Each line that includes "décès" counts once; give the total and nothing besides.

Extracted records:
⟨
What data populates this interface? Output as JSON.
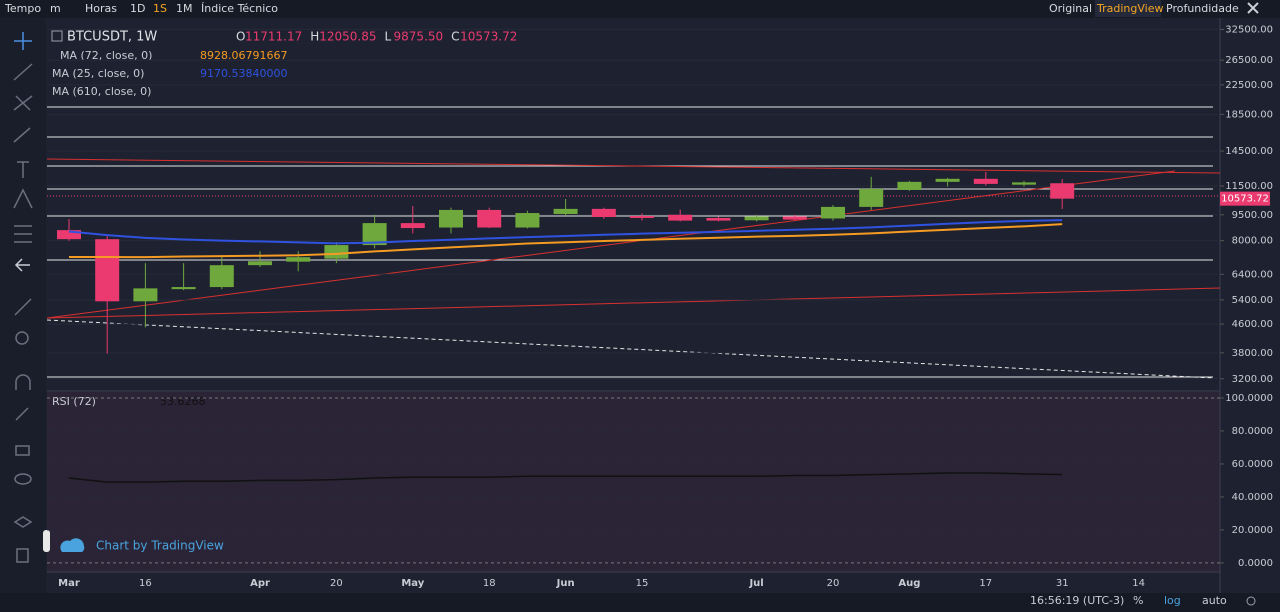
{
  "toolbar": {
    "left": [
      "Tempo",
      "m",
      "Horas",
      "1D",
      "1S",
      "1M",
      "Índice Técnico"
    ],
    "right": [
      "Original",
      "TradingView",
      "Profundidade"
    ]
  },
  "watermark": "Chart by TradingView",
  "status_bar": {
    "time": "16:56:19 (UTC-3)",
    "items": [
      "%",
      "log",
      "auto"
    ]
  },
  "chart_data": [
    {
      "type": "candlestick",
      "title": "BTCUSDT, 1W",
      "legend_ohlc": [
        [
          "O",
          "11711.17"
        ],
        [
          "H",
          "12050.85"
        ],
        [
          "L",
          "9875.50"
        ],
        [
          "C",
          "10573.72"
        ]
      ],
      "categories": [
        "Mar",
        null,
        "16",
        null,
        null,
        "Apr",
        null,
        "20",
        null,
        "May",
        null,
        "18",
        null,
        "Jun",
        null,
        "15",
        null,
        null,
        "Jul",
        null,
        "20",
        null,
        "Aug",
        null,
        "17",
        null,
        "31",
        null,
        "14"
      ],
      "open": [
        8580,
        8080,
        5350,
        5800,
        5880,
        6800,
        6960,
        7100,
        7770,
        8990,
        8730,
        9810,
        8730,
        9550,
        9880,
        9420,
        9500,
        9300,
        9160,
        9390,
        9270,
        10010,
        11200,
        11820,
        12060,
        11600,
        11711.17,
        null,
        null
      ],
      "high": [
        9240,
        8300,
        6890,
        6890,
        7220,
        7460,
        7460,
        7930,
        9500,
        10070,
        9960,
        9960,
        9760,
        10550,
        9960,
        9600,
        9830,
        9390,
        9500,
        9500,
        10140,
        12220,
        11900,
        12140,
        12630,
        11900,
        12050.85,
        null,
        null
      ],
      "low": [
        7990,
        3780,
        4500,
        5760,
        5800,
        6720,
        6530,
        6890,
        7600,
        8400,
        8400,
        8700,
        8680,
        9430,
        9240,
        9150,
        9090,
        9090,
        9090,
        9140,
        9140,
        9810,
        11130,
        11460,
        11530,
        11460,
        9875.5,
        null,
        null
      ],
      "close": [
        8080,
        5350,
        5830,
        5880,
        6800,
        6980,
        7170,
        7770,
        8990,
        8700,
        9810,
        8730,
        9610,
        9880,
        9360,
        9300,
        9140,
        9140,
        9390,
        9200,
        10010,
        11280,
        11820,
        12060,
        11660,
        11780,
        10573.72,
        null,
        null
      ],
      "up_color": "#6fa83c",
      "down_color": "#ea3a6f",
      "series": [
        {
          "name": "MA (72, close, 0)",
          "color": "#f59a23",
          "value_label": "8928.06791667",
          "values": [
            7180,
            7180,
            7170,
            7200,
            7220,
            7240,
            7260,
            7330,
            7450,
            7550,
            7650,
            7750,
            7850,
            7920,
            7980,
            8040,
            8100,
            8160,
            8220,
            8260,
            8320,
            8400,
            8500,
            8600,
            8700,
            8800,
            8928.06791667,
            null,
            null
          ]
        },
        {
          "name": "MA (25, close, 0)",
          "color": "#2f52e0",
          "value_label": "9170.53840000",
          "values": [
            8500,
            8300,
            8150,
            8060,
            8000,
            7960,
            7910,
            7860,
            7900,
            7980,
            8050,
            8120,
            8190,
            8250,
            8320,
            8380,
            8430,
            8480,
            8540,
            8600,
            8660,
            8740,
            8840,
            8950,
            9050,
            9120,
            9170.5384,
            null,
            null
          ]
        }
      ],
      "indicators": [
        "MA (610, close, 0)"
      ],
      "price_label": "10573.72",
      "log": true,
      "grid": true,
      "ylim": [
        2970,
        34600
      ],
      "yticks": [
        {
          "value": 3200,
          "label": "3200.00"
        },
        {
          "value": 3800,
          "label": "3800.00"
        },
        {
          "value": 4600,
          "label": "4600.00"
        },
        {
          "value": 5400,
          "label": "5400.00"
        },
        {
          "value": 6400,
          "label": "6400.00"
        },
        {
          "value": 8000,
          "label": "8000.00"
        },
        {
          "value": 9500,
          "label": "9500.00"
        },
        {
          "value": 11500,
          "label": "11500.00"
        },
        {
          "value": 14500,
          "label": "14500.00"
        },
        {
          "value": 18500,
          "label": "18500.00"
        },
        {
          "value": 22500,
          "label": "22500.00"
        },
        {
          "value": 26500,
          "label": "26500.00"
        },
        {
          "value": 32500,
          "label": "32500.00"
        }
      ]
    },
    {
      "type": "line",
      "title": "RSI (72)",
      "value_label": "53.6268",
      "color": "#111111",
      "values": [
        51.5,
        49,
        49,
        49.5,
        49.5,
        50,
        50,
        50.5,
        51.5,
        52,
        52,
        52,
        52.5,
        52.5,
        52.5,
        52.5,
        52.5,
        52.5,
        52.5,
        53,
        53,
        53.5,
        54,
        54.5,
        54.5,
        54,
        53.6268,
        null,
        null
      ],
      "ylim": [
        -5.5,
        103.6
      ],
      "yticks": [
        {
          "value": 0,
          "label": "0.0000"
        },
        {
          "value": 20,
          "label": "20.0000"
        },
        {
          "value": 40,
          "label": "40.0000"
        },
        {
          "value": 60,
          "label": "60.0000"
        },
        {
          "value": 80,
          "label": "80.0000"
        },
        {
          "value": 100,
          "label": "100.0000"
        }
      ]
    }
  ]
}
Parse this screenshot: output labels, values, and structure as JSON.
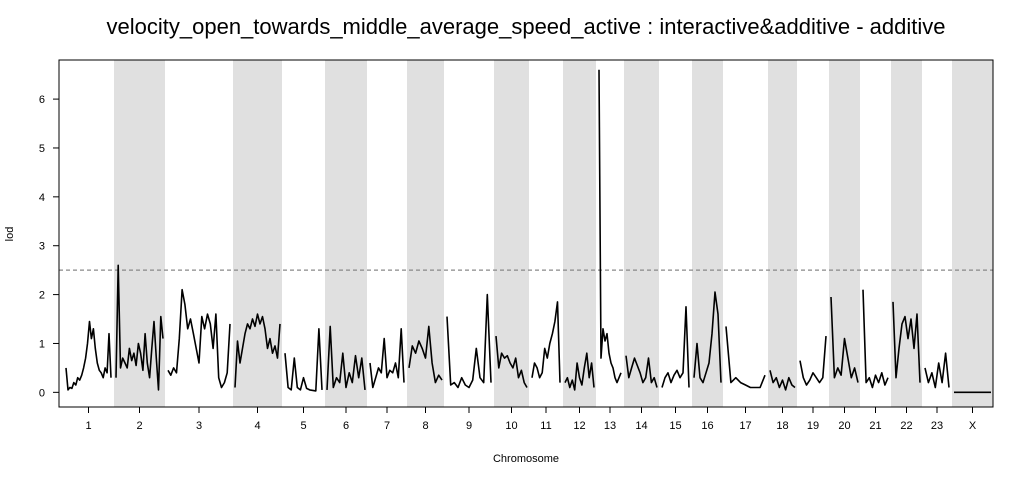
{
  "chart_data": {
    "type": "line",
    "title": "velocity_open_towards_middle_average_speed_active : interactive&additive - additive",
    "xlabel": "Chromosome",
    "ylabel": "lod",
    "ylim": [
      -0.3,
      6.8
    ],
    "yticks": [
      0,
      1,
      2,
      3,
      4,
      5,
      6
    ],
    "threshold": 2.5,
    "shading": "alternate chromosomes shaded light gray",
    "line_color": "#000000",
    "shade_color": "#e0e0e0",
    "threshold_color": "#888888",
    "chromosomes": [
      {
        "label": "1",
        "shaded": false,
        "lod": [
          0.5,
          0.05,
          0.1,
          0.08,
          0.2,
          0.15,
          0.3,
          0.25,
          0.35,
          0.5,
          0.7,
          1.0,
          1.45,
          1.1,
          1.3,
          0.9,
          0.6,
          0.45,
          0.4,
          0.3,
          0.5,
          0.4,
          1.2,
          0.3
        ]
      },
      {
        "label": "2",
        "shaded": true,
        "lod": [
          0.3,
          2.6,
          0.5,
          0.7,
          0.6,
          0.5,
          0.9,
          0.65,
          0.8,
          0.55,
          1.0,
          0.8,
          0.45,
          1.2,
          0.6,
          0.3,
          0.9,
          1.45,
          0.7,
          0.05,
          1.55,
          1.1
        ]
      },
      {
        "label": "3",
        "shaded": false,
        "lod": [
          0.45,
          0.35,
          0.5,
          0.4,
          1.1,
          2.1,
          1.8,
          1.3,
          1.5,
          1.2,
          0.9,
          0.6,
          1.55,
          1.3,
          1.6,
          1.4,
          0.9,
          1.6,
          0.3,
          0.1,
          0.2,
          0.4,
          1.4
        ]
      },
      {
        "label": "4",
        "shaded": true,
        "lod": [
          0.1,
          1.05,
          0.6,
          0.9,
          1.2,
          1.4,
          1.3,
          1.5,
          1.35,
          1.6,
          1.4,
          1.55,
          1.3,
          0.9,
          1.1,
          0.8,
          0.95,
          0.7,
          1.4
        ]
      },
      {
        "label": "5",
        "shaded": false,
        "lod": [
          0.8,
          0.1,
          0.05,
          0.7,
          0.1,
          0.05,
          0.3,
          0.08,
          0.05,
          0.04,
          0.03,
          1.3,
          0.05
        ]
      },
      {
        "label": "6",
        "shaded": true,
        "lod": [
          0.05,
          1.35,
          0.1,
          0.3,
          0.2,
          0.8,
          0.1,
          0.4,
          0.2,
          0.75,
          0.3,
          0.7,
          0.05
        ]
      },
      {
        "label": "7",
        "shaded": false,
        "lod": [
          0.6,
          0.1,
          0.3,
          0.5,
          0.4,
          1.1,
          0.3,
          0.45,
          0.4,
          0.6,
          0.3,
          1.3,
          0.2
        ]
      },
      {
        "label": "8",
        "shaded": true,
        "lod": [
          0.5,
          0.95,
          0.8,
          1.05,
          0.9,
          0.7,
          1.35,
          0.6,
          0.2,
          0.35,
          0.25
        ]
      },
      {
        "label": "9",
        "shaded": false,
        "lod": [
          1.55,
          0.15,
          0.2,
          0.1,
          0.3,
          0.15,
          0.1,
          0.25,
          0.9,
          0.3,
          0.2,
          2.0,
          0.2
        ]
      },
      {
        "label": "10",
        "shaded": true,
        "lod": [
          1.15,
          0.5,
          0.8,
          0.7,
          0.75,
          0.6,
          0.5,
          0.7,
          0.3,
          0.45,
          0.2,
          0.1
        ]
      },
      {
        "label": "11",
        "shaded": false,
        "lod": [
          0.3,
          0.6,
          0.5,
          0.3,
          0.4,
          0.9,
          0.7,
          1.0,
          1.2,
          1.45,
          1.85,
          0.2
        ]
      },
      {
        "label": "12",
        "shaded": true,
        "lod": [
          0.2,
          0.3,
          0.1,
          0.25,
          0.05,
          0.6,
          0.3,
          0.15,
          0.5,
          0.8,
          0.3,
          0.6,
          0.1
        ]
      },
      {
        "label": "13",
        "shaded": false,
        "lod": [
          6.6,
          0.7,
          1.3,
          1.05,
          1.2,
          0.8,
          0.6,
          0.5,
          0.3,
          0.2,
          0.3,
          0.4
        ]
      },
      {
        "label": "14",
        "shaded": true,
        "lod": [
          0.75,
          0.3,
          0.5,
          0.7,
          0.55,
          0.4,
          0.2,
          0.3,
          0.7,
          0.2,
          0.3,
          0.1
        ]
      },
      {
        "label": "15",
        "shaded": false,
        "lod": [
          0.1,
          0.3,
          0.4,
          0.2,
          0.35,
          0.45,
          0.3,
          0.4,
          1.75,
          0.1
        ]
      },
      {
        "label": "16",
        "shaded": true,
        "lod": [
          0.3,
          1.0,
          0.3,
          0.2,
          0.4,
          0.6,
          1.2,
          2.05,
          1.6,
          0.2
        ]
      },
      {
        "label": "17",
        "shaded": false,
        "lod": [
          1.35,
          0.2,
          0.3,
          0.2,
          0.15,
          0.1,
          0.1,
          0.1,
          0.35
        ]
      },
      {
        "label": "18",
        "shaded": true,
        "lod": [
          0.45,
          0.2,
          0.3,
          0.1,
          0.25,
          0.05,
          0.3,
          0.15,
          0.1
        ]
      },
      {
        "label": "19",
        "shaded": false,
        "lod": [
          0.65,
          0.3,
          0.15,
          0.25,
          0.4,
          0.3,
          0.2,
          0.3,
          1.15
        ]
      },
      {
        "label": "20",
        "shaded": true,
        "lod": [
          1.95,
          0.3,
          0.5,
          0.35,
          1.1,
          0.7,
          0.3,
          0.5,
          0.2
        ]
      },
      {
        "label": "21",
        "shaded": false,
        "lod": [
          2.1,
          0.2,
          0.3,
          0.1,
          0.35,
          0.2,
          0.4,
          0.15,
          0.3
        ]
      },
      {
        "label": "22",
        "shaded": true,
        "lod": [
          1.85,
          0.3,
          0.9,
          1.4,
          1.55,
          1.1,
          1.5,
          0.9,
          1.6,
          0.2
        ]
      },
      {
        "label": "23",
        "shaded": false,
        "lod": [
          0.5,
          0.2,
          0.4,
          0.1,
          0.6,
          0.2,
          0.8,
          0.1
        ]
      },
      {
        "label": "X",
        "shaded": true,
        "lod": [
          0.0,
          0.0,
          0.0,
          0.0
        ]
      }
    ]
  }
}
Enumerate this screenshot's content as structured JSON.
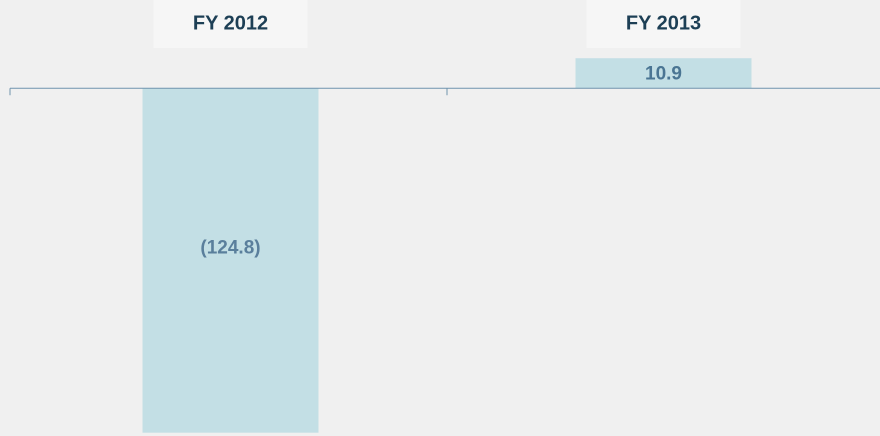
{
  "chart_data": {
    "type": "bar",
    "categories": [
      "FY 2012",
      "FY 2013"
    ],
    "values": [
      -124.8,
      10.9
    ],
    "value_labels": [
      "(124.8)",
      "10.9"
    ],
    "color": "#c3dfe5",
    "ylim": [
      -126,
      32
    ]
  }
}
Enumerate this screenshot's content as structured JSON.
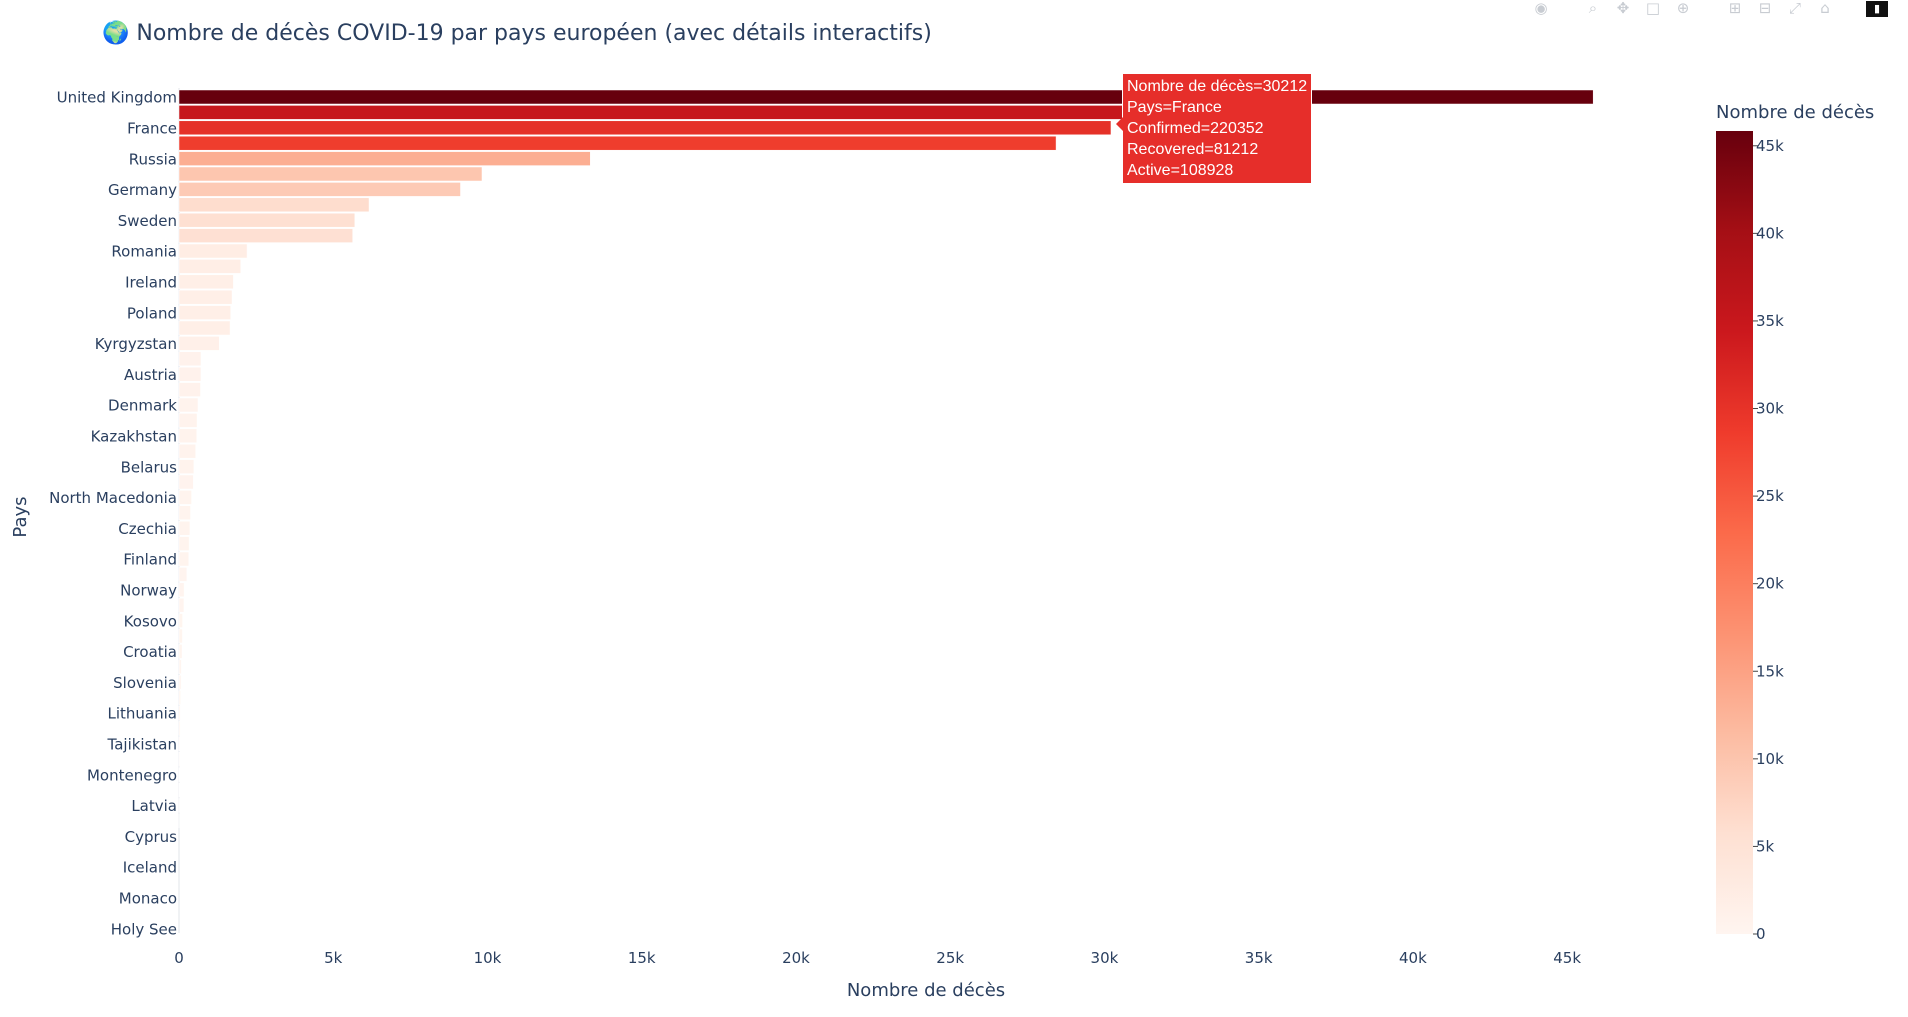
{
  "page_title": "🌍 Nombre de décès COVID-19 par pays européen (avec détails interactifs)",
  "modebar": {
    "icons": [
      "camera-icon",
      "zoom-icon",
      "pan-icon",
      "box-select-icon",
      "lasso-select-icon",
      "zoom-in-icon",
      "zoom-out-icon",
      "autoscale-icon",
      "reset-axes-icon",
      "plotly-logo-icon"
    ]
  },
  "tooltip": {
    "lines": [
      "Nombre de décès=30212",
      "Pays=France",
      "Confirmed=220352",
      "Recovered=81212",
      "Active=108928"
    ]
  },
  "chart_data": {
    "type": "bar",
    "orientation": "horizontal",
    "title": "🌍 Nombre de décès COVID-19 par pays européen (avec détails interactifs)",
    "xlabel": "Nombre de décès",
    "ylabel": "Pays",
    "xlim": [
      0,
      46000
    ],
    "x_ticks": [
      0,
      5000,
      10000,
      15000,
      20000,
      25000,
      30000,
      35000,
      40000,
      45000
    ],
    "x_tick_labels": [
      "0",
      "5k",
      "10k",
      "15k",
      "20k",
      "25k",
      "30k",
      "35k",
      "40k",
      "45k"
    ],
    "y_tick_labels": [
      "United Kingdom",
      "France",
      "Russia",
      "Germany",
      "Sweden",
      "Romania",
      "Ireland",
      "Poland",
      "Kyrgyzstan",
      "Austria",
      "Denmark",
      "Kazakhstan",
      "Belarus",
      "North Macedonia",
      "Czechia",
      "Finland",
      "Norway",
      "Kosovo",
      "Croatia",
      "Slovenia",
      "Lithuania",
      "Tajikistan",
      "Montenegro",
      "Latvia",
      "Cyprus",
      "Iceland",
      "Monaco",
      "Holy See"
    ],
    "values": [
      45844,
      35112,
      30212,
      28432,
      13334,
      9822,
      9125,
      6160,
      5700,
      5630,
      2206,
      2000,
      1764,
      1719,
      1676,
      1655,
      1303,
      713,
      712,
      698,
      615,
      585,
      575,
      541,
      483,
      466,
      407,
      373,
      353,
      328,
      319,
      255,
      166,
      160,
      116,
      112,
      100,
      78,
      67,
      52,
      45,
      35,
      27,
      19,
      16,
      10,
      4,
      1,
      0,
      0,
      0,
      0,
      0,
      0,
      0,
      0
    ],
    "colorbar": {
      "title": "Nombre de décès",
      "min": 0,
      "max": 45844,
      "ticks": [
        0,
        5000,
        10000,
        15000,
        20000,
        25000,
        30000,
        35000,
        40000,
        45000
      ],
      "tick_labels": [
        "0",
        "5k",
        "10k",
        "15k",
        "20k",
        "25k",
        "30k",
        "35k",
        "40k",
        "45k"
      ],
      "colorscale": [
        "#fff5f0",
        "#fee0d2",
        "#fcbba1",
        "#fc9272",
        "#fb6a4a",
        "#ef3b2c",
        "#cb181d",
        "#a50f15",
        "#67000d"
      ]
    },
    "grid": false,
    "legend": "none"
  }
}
⟩
### [Result]
5